**Your assignment:** Only a number is required: the count of lines in the material below that contain "naar".

**Supplied data:**
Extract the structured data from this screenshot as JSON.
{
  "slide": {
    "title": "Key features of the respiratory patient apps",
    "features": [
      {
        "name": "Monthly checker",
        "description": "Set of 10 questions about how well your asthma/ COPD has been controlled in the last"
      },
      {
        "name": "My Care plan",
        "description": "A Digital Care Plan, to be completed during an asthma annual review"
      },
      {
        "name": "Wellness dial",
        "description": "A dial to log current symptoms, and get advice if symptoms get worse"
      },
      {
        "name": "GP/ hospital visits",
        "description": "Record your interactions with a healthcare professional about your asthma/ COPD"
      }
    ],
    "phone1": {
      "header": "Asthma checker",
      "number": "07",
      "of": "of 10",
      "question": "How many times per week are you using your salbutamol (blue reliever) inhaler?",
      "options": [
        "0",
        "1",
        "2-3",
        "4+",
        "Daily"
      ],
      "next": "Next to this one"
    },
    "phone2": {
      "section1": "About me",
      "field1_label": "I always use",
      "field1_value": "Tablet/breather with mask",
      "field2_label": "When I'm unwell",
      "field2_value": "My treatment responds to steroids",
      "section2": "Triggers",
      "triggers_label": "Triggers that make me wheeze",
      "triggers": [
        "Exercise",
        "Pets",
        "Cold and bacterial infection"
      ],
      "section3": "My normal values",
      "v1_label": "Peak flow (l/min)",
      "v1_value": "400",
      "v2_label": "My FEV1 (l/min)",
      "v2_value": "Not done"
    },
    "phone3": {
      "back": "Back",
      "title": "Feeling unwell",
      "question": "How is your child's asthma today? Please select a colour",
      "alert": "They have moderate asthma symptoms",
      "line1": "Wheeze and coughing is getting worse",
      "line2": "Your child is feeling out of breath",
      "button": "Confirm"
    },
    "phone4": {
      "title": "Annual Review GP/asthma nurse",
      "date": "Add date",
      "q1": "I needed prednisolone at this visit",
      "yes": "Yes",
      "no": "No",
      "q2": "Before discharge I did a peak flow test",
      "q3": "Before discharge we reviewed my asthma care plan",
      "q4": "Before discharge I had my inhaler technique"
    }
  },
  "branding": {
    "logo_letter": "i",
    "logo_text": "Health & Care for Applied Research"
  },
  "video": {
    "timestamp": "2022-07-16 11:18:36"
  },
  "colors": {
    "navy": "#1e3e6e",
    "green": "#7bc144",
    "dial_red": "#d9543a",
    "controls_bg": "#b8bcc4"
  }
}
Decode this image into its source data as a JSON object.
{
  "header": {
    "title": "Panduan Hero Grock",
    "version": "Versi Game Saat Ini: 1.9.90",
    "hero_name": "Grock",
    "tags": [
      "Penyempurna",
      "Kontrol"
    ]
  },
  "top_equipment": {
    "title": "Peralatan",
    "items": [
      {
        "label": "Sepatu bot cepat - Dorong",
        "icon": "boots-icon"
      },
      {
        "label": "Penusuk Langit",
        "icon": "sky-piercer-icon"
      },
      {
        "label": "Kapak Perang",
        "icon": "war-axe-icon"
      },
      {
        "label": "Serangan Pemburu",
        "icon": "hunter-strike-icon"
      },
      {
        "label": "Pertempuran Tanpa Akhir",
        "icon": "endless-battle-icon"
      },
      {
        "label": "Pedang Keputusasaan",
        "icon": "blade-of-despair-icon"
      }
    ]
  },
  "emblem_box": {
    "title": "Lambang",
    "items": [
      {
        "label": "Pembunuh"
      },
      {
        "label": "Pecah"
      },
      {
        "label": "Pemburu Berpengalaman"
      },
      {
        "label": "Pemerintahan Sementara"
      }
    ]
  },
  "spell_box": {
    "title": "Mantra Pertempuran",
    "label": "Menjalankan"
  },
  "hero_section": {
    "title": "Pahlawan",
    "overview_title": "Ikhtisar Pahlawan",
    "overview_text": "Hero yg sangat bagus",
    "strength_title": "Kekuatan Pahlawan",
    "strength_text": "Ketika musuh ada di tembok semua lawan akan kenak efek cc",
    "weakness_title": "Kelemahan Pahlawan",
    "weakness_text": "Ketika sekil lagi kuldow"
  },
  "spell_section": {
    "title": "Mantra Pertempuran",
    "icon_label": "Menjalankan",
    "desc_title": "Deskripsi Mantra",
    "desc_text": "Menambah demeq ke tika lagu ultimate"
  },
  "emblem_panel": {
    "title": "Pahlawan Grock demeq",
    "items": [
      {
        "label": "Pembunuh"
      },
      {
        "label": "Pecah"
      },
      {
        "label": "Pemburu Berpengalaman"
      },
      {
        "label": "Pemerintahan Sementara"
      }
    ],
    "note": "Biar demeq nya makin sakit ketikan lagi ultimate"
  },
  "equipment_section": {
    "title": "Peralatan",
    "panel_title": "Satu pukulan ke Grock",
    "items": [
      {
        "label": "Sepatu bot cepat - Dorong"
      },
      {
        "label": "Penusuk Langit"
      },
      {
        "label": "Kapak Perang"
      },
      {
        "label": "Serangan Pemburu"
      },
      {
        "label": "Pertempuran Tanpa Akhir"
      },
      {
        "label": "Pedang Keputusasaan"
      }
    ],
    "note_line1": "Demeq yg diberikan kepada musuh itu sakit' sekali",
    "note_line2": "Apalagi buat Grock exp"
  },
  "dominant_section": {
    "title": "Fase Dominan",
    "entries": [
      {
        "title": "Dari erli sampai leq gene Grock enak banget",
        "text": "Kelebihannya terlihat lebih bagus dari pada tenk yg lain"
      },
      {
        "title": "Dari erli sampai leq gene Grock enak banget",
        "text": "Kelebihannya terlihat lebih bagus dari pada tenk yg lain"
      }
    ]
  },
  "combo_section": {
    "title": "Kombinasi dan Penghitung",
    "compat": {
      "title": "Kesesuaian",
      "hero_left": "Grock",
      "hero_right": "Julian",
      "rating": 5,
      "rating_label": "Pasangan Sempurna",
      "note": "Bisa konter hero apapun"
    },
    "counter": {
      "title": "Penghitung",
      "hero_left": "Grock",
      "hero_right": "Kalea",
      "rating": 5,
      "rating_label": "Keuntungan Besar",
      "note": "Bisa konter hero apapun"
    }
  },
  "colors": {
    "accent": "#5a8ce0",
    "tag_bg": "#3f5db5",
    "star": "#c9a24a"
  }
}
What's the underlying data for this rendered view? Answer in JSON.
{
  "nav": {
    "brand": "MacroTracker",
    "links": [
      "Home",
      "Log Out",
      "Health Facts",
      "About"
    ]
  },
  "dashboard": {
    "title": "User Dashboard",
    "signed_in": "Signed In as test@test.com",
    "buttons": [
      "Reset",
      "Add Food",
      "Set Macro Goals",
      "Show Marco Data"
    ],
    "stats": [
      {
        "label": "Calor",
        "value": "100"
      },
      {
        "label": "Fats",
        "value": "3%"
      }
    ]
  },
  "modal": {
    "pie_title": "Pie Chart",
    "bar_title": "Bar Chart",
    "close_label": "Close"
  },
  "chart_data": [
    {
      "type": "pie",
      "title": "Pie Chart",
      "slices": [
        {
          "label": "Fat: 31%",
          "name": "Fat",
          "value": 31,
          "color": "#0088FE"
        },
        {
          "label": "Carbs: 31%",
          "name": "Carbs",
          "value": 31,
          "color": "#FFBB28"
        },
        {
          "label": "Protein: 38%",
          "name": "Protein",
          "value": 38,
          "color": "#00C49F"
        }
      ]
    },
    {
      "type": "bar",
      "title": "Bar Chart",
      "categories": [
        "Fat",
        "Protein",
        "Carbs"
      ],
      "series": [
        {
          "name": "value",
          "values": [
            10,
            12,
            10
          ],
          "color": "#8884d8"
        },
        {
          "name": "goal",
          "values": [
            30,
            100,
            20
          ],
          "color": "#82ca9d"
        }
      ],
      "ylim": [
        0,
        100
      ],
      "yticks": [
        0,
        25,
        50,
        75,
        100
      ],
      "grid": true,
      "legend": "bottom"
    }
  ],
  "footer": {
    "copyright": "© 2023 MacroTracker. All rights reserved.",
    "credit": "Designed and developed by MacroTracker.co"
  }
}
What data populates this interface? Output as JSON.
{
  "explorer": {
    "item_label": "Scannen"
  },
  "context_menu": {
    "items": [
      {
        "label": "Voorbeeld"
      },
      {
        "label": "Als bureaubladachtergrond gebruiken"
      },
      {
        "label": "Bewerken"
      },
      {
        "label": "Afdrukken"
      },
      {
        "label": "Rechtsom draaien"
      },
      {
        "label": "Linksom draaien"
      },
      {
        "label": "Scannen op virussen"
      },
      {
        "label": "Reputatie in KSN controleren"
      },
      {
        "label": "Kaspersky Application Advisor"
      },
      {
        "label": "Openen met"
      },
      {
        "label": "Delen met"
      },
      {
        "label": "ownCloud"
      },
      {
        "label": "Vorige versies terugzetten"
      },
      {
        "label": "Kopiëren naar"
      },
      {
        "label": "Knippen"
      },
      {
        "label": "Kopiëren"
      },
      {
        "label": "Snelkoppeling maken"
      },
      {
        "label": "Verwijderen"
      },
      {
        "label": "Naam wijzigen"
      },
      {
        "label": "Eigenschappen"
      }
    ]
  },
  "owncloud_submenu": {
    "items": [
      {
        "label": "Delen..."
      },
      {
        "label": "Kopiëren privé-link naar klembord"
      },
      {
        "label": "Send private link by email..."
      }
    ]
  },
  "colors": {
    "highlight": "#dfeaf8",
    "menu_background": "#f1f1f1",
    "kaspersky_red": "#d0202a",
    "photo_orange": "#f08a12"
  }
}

**Result of the task:** 2